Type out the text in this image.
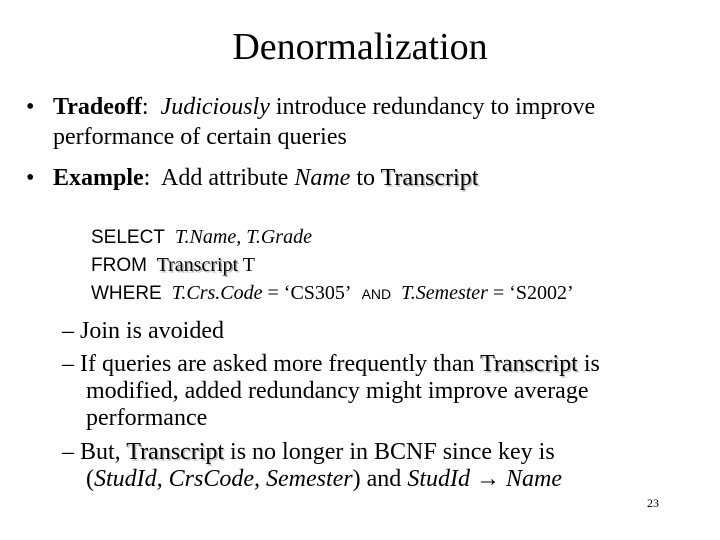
Denormalization
• Tradeoff: Judiciously introduce redundancy to improve
performance of certain queries
• Example: Add attribute Name to Transcript
SELECT T.Name, T.Grade
FROM Transcript T
WHERE T.Crs.Code = ‘CS305’ AND T.Semester = ‘S2002’
– Join is avoided
– If queries are asked more frequently than Transcript is
modified, added redundancy might improve average
performance
– But, Transcript is no longer in BCNF since key is
(StudId, CrsCode, Semester) and StudId → Name
23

- - -

## Task prompt
Your answer should be a single number: how many lines of the material contain the word "Transcript".

## Exercise solution
4